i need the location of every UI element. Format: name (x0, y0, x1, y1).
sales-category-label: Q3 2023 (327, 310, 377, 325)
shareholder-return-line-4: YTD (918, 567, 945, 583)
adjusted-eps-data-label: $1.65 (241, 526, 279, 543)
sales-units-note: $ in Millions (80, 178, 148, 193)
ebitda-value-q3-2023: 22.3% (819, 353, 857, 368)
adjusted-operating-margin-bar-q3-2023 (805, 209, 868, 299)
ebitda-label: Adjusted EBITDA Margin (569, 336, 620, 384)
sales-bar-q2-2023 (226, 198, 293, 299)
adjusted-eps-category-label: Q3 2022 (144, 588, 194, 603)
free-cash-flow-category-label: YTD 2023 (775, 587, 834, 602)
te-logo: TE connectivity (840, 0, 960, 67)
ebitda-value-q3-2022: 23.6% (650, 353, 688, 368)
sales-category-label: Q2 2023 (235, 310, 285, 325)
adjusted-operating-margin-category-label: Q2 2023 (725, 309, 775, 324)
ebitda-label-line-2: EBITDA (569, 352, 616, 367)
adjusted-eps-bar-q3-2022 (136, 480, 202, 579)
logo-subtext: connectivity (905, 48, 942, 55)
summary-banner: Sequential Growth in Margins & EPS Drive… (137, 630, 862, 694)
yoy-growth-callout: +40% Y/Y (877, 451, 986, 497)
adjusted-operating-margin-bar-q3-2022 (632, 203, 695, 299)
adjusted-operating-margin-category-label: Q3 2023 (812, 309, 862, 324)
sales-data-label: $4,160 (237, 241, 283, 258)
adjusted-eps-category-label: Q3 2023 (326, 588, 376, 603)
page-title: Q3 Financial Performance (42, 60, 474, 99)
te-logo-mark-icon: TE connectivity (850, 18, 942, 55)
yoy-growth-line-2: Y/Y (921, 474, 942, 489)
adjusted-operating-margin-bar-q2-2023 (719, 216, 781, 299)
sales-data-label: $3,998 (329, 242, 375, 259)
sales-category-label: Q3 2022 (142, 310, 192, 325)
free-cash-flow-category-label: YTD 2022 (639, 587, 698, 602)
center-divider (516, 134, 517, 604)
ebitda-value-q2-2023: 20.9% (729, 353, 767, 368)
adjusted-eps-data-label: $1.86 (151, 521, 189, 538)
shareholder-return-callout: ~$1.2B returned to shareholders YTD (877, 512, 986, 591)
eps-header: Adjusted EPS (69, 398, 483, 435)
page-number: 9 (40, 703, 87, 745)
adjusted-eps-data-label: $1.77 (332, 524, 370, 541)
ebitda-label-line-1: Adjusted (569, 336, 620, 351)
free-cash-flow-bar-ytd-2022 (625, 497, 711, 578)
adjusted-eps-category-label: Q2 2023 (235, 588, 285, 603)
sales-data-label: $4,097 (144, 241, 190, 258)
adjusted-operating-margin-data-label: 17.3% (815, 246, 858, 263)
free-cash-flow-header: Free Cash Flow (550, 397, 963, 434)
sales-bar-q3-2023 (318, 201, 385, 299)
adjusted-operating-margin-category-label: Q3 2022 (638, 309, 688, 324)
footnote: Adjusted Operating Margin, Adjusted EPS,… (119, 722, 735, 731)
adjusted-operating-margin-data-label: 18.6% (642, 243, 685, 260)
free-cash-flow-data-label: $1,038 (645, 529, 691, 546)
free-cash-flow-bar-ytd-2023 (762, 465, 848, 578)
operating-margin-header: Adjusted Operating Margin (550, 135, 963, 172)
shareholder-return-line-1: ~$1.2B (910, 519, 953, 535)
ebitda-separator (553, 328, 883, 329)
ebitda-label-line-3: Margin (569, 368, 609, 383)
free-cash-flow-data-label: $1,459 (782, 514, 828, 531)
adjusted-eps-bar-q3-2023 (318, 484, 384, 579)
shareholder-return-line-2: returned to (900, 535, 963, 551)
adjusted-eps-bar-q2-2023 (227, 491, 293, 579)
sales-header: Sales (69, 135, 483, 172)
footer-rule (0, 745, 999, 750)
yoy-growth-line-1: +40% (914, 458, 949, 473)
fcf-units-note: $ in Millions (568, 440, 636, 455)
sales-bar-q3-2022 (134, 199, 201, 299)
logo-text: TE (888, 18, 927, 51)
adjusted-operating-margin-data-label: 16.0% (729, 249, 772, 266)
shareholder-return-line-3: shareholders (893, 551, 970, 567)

□ □ □

Reproduce every line of the material above, character for character, from the first line through the last.

i need the location of every UI element. Format: name (x0, y0, x1, y1).
sales-category-label: Q3 2023 (327, 310, 377, 325)
shareholder-return-line-4: YTD (918, 567, 945, 583)
adjusted-eps-data-label: $1.65 (241, 526, 279, 543)
sales-units-note: $ in Millions (80, 178, 148, 193)
ebitda-value-q3-2023: 22.3% (819, 353, 857, 368)
adjusted-operating-margin-bar-q3-2023 (805, 209, 868, 299)
ebitda-label: Adjusted EBITDA Margin (569, 336, 620, 384)
sales-bar-q2-2023 (226, 198, 293, 299)
adjusted-eps-category-label: Q3 2022 (144, 588, 194, 603)
free-cash-flow-category-label: YTD 2023 (775, 587, 834, 602)
te-logo: TE connectivity (840, 0, 960, 67)
ebitda-value-q3-2022: 23.6% (650, 353, 688, 368)
sales-category-label: Q2 2023 (235, 310, 285, 325)
adjusted-operating-margin-category-label: Q2 2023 (725, 309, 775, 324)
ebitda-label-line-2: EBITDA (569, 352, 616, 367)
adjusted-eps-bar-q3-2022 (136, 480, 202, 579)
logo-subtext: connectivity (905, 48, 942, 55)
summary-banner: Sequential Growth in Margins & EPS Drive… (137, 630, 862, 694)
yoy-growth-callout: +40% Y/Y (877, 451, 986, 497)
adjusted-operating-margin-bar-q3-2022 (632, 203, 695, 299)
adjusted-operating-margin-category-label: Q3 2023 (812, 309, 862, 324)
sales-data-label: $4,160 (237, 241, 283, 258)
adjusted-eps-category-label: Q3 2023 (326, 588, 376, 603)
page-title: Q3 Financial Performance (42, 60, 474, 99)
te-logo-mark-icon: TE connectivity (850, 18, 942, 55)
yoy-growth-line-2: Y/Y (921, 474, 942, 489)
adjusted-operating-margin-bar-q2-2023 (719, 216, 781, 299)
sales-data-label: $3,998 (329, 242, 375, 259)
sales-category-label: Q3 2022 (142, 310, 192, 325)
free-cash-flow-category-label: YTD 2022 (639, 587, 698, 602)
center-divider (516, 134, 517, 604)
ebitda-value-q2-2023: 20.9% (729, 353, 767, 368)
adjusted-eps-data-label: $1.86 (151, 521, 189, 538)
shareholder-return-callout: ~$1.2B returned to shareholders YTD (877, 512, 986, 591)
eps-header: Adjusted EPS (69, 398, 483, 435)
page-number: 9 (40, 703, 87, 745)
adjusted-eps-data-label: $1.77 (332, 524, 370, 541)
ebitda-label-line-1: Adjusted (569, 336, 620, 351)
free-cash-flow-bar-ytd-2022 (625, 497, 711, 578)
adjusted-eps-category-label: Q2 2023 (235, 588, 285, 603)
sales-data-label: $4,097 (144, 241, 190, 258)
adjusted-operating-margin-data-label: 17.3% (815, 246, 858, 263)
free-cash-flow-header: Free Cash Flow (550, 397, 963, 434)
sales-bar-q3-2023 (318, 201, 385, 299)
adjusted-operating-margin-category-label: Q3 2022 (638, 309, 688, 324)
footnote: Adjusted Operating Margin, Adjusted EPS,… (119, 722, 735, 731)
adjusted-operating-margin-data-label: 18.6% (642, 243, 685, 260)
free-cash-flow-data-label: $1,038 (645, 529, 691, 546)
free-cash-flow-bar-ytd-2023 (762, 465, 848, 578)
operating-margin-header: Adjusted Operating Margin (550, 135, 963, 172)
shareholder-return-line-1: ~$1.2B (910, 519, 953, 535)
ebitda-separator (553, 328, 883, 329)
ebitda-label-line-3: Margin (569, 368, 609, 383)
free-cash-flow-data-label: $1,459 (782, 514, 828, 531)
adjusted-eps-bar-q3-2023 (318, 484, 384, 579)
shareholder-return-line-2: returned to (900, 535, 963, 551)
adjusted-eps-bar-q2-2023 (227, 491, 293, 579)
sales-header: Sales (69, 135, 483, 172)
footer-rule (0, 745, 999, 750)
yoy-growth-line-1: +40% (914, 458, 949, 473)
fcf-units-note: $ in Millions (568, 440, 636, 455)
sales-bar-q3-2022 (134, 199, 201, 299)
logo-text: TE (888, 18, 927, 51)
adjusted-operating-margin-data-label: 16.0% (729, 249, 772, 266)
shareholder-return-line-3: shareholders (893, 551, 970, 567)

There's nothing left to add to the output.